- [EXERCISE AIM]: Reproduce all the material exactly, minus any pictures it holds.

___ DATA ROWS

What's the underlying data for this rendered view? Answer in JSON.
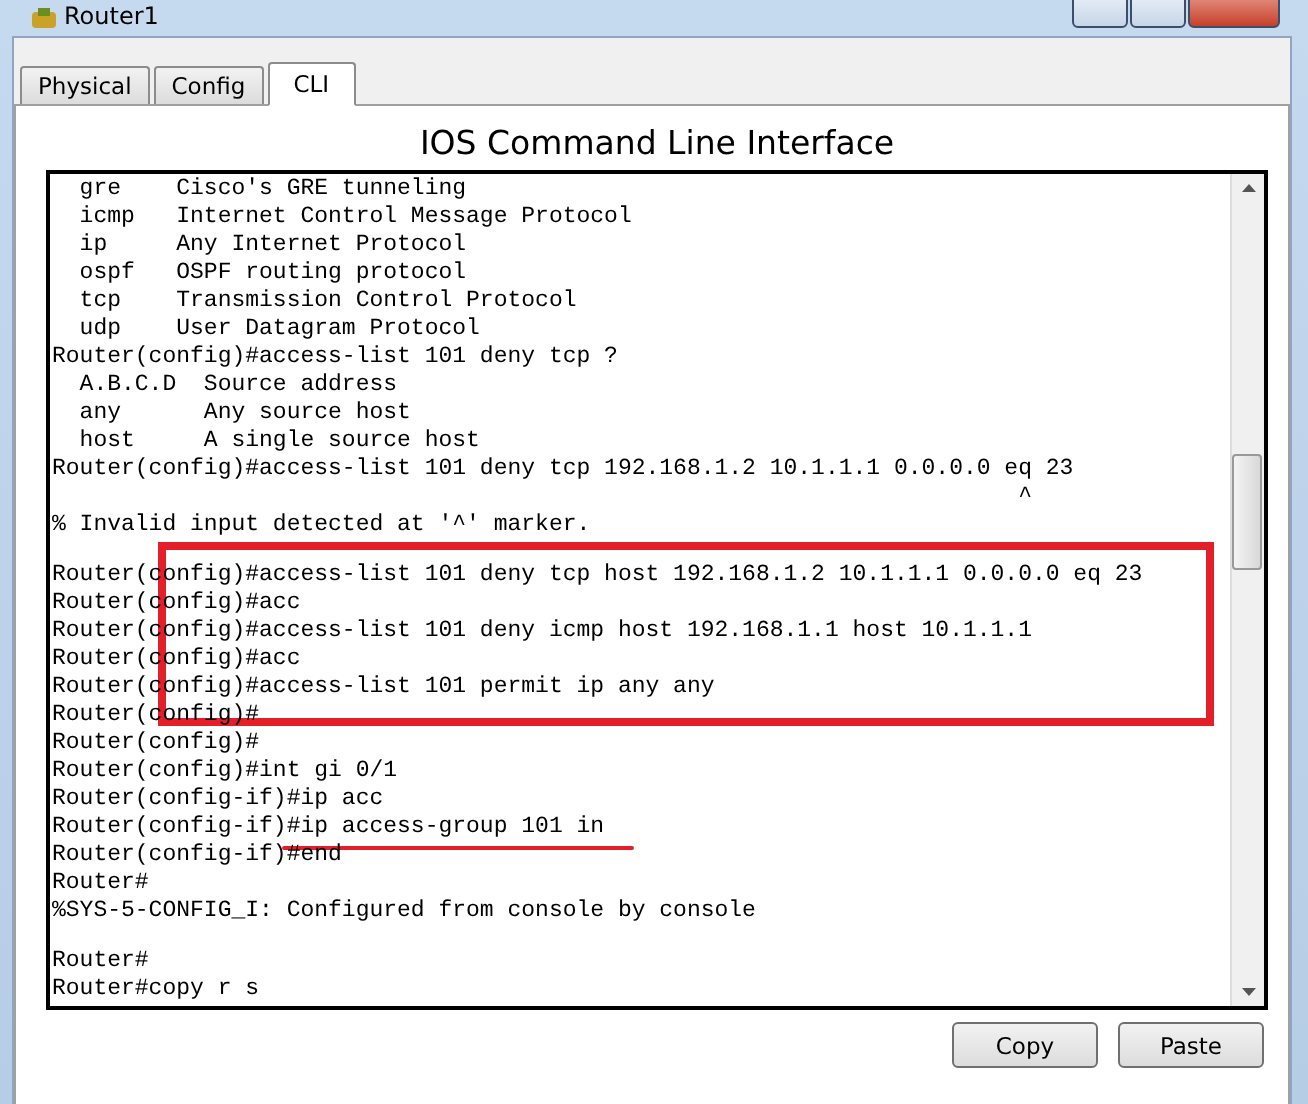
{
  "window": {
    "title": "Router1"
  },
  "tabs": [
    {
      "label": "Physical",
      "selected": false
    },
    {
      "label": "Config",
      "selected": false
    },
    {
      "label": "CLI",
      "selected": true
    }
  ],
  "heading": "IOS Command Line Interface",
  "terminal": {
    "lines": [
      {
        "kind": "text",
        "text": "  gre    Cisco's GRE tunneling"
      },
      {
        "kind": "text",
        "text": "  icmp   Internet Control Message Protocol"
      },
      {
        "kind": "text",
        "text": "  ip     Any Internet Protocol"
      },
      {
        "kind": "text",
        "text": "  ospf   OSPF routing protocol"
      },
      {
        "kind": "text",
        "text": "  tcp    Transmission Control Protocol"
      },
      {
        "kind": "text",
        "text": "  udp    User Datagram Protocol"
      },
      {
        "kind": "text",
        "text": "Router(config)#access-list 101 deny tcp ?"
      },
      {
        "kind": "text",
        "text": "  A.B.C.D  Source address"
      },
      {
        "kind": "text",
        "text": "  any      Any source host"
      },
      {
        "kind": "text",
        "text": "  host     A single source host"
      },
      {
        "kind": "text",
        "text": "Router(config)#access-list 101 deny tcp 192.168.1.2 10.1.1.1 0.0.0.0 eq 23"
      },
      {
        "kind": "text",
        "text": "                                                                      ^"
      },
      {
        "kind": "text",
        "text": "% Invalid input detected at '^' marker."
      },
      {
        "kind": "blank"
      },
      {
        "kind": "text",
        "text": "Router(config)#access-list 101 deny tcp host 192.168.1.2 10.1.1.1 0.0.0.0 eq 23"
      },
      {
        "kind": "text",
        "text": "Router(config)#acc"
      },
      {
        "kind": "text",
        "text": "Router(config)#access-list 101 deny icmp host 192.168.1.1 host 10.1.1.1"
      },
      {
        "kind": "text",
        "text": "Router(config)#acc"
      },
      {
        "kind": "text",
        "text": "Router(config)#access-list 101 permit ip any any"
      },
      {
        "kind": "text",
        "text": "Router(config)#"
      },
      {
        "kind": "text",
        "text": "Router(config)#"
      },
      {
        "kind": "text",
        "text": "Router(config)#int gi 0/1"
      },
      {
        "kind": "text",
        "text": "Router(config-if)#ip acc"
      },
      {
        "kind": "text",
        "text": "Router(config-if)#ip access-group 101 in"
      },
      {
        "kind": "text",
        "text": "Router(config-if)#end"
      },
      {
        "kind": "text",
        "text": "Router#"
      },
      {
        "kind": "text",
        "text": "%SYS-5-CONFIG_I: Configured from console by console"
      },
      {
        "kind": "blank"
      },
      {
        "kind": "text",
        "text": "Router#"
      },
      {
        "kind": "text",
        "text": "Router#copy r s"
      }
    ]
  },
  "buttons": [
    "Copy",
    "Paste"
  ]
}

______

- [EXPECTED ANSWER]:
What's the underlying data for this rendered view? Answer in JSON.
{
  "window": {
    "title": "Router1"
  },
  "tabs": [
    {
      "label": "Physical",
      "selected": false
    },
    {
      "label": "Config",
      "selected": false
    },
    {
      "label": "CLI",
      "selected": true
    }
  ],
  "heading": "IOS Command Line Interface",
  "terminal": {
    "lines": [
      {
        "kind": "text",
        "text": "  gre    Cisco's GRE tunneling"
      },
      {
        "kind": "text",
        "text": "  icmp   Internet Control Message Protocol"
      },
      {
        "kind": "text",
        "text": "  ip     Any Internet Protocol"
      },
      {
        "kind": "text",
        "text": "  ospf   OSPF routing protocol"
      },
      {
        "kind": "text",
        "text": "  tcp    Transmission Control Protocol"
      },
      {
        "kind": "text",
        "text": "  udp    User Datagram Protocol"
      },
      {
        "kind": "text",
        "text": "Router(config)#access-list 101 deny tcp ?"
      },
      {
        "kind": "text",
        "text": "  A.B.C.D  Source address"
      },
      {
        "kind": "text",
        "text": "  any      Any source host"
      },
      {
        "kind": "text",
        "text": "  host     A single source host"
      },
      {
        "kind": "text",
        "text": "Router(config)#access-list 101 deny tcp 192.168.1.2 10.1.1.1 0.0.0.0 eq 23"
      },
      {
        "kind": "text",
        "text": "                                                                      ^"
      },
      {
        "kind": "text",
        "text": "% Invalid input detected at '^' marker."
      },
      {
        "kind": "blank"
      },
      {
        "kind": "text",
        "text": "Router(config)#access-list 101 deny tcp host 192.168.1.2 10.1.1.1 0.0.0.0 eq 23"
      },
      {
        "kind": "text",
        "text": "Router(config)#acc"
      },
      {
        "kind": "text",
        "text": "Router(config)#access-list 101 deny icmp host 192.168.1.1 host 10.1.1.1"
      },
      {
        "kind": "text",
        "text": "Router(config)#acc"
      },
      {
        "kind": "text",
        "text": "Router(config)#access-list 101 permit ip any any"
      },
      {
        "kind": "text",
        "text": "Router(config)#"
      },
      {
        "kind": "text",
        "text": "Router(config)#"
      },
      {
        "kind": "text",
        "text": "Router(config)#int gi 0/1"
      },
      {
        "kind": "text",
        "text": "Router(config-if)#ip acc"
      },
      {
        "kind": "text",
        "text": "Router(config-if)#ip access-group 101 in"
      },
      {
        "kind": "text",
        "text": "Router(config-if)#end"
      },
      {
        "kind": "text",
        "text": "Router#"
      },
      {
        "kind": "text",
        "text": "%SYS-5-CONFIG_I: Configured from console by console"
      },
      {
        "kind": "blank"
      },
      {
        "kind": "text",
        "text": "Router#"
      },
      {
        "kind": "text",
        "text": "Router#copy r s"
      }
    ]
  },
  "buttons": [
    "Copy",
    "Paste"
  ]
}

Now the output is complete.